Rewrite every item below with "screenshot" changed to "image" and everything else unchanged. Omit the pictures.
Start Input for this task
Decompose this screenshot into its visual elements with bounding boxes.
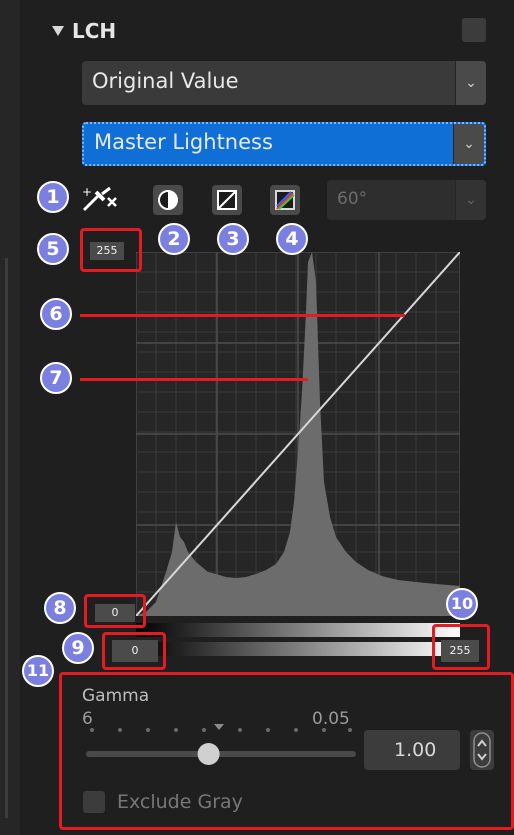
callout-1: 1 xyxy=(37,181,69,213)
callout-7: 7 xyxy=(40,362,72,394)
callout-3: 3 xyxy=(217,223,249,255)
svg-text:+: + xyxy=(82,185,92,199)
hue-angle-value: 60° xyxy=(337,189,368,209)
callout-11: 11 xyxy=(22,655,54,687)
color-curve-button[interactable] xyxy=(270,185,300,215)
input-gradient-bar xyxy=(136,623,460,637)
chevron-down-icon: ⌄ xyxy=(453,124,484,164)
highlight-box-11 xyxy=(59,672,514,830)
hue-angle-dropdown[interactable]: 60° ⌄ xyxy=(327,180,486,220)
curve-graph[interactable] xyxy=(135,251,461,617)
channel-dropdown-value: Master Lightness xyxy=(94,130,273,154)
collapse-arrow-icon[interactable] xyxy=(52,26,64,36)
version-dropdown[interactable]: Original Value ⌄ xyxy=(82,61,486,105)
highlight-box-10 xyxy=(432,624,490,670)
chevron-down-icon: ⌄ xyxy=(455,180,486,220)
highlight-box-9 xyxy=(102,632,166,670)
callout-6: 6 xyxy=(40,298,72,330)
version-dropdown-value: Original Value xyxy=(92,69,239,93)
contrast-auto-button[interactable] xyxy=(153,185,183,215)
callout-line-7 xyxy=(80,378,308,381)
panel-enable-checkbox[interactable] xyxy=(462,18,486,42)
callout-2: 2 xyxy=(158,223,190,255)
callout-5: 5 xyxy=(37,233,69,265)
eyedropper-plus-icon[interactable]: + xyxy=(80,184,120,216)
chevron-down-icon: ⌄ xyxy=(455,61,486,105)
highlight-box-8 xyxy=(84,594,146,628)
reset-curve-button[interactable] xyxy=(212,185,242,215)
output-gradient-bar xyxy=(136,642,460,656)
callout-10: 10 xyxy=(446,588,478,620)
callout-4: 4 xyxy=(276,223,308,255)
callout-8: 8 xyxy=(44,592,76,624)
callout-line-6 xyxy=(80,314,405,317)
channel-dropdown[interactable]: Master Lightness ⌄ xyxy=(82,122,486,166)
left-scroll-track[interactable] xyxy=(5,258,8,818)
left-gutter xyxy=(0,0,21,835)
highlight-box-5 xyxy=(80,228,142,272)
callout-9: 9 xyxy=(62,632,94,664)
panel-title: LCH xyxy=(72,19,117,43)
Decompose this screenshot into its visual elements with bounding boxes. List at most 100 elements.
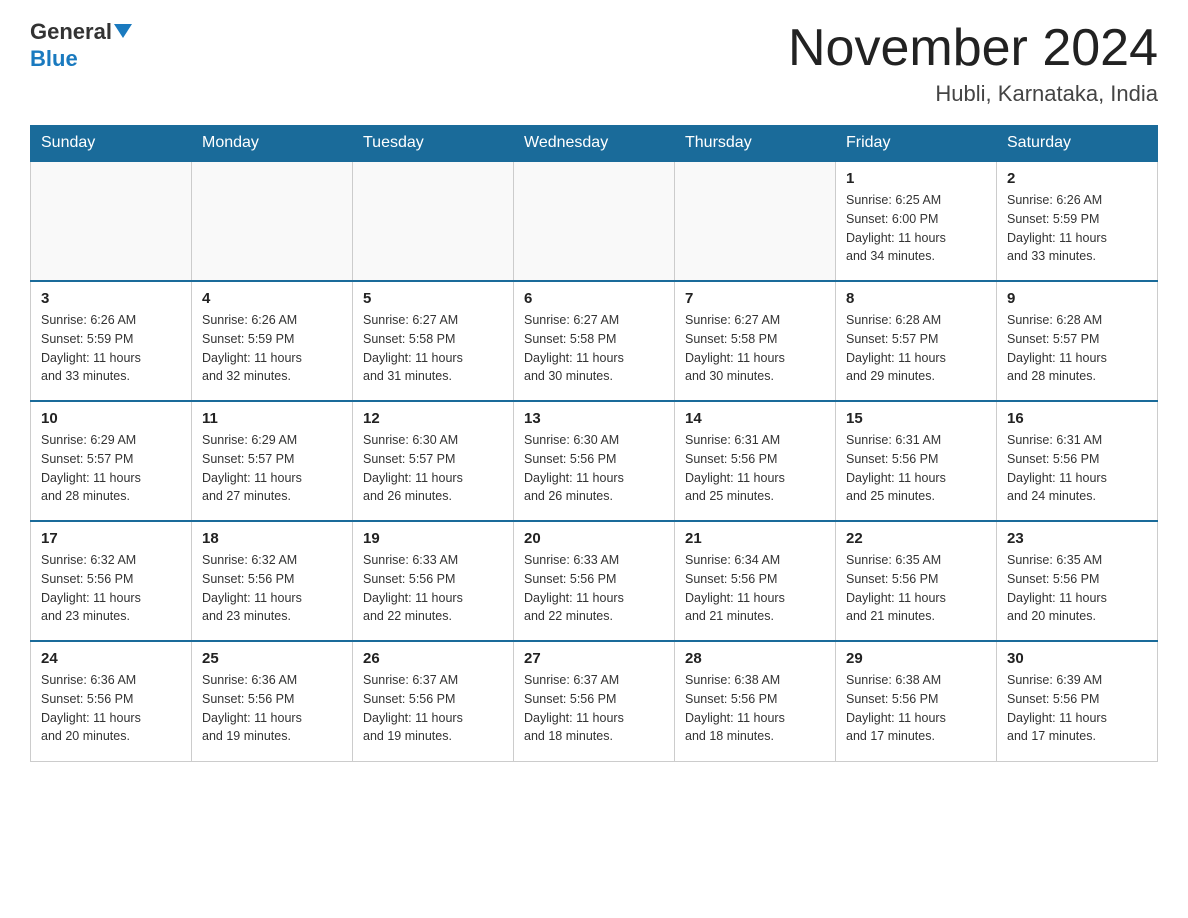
End Input for this task
Result of the exercise:
Decompose this image into its visual elements with bounding boxes.
callout-1: 1 xyxy=(37,181,69,213)
callout-7: 7 xyxy=(40,362,72,394)
callout-3: 3 xyxy=(217,223,249,255)
svg-text:+: + xyxy=(82,185,92,199)
hue-angle-value: 60° xyxy=(337,189,368,209)
callout-11: 11 xyxy=(22,655,54,687)
color-curve-button[interactable] xyxy=(270,185,300,215)
input-gradient-bar xyxy=(136,623,460,637)
chevron-down-icon: ⌄ xyxy=(453,124,484,164)
highlight-box-11 xyxy=(59,672,514,830)
hue-angle-dropdown[interactable]: 60° ⌄ xyxy=(327,180,486,220)
curve-graph[interactable] xyxy=(135,251,461,617)
channel-dropdown-value: Master Lightness xyxy=(94,130,273,154)
collapse-arrow-icon[interactable] xyxy=(52,26,64,36)
version-dropdown[interactable]: Original Value ⌄ xyxy=(82,61,486,105)
highlight-box-10 xyxy=(432,624,490,670)
chevron-down-icon: ⌄ xyxy=(455,180,486,220)
highlight-box-9 xyxy=(102,632,166,670)
callout-6: 6 xyxy=(40,298,72,330)
version-dropdown-value: Original Value xyxy=(92,69,239,93)
contrast-auto-button[interactable] xyxy=(153,185,183,215)
callout-line-7 xyxy=(80,378,308,381)
panel-enable-checkbox[interactable] xyxy=(462,18,486,42)
callout-2: 2 xyxy=(158,223,190,255)
callout-5: 5 xyxy=(37,233,69,265)
eyedropper-plus-icon[interactable]: + xyxy=(80,184,120,216)
chevron-down-icon: ⌄ xyxy=(455,61,486,105)
highlight-box-8 xyxy=(84,594,146,628)
reset-curve-button[interactable] xyxy=(212,185,242,215)
output-gradient-bar xyxy=(136,642,460,656)
callout-10: 10 xyxy=(446,588,478,620)
callout-4: 4 xyxy=(276,223,308,255)
callout-8: 8 xyxy=(44,592,76,624)
callout-line-6 xyxy=(80,314,405,317)
channel-dropdown[interactable]: Master Lightness ⌄ xyxy=(82,122,486,166)
left-scroll-track[interactable] xyxy=(5,258,8,818)
left-gutter xyxy=(0,0,21,835)
highlight-box-5 xyxy=(80,228,142,272)
callout-9: 9 xyxy=(62,632,94,664)
panel-title: LCH xyxy=(72,19,117,43)
Decompose this image into its visual elements with bounding boxes. List at most 100 elements.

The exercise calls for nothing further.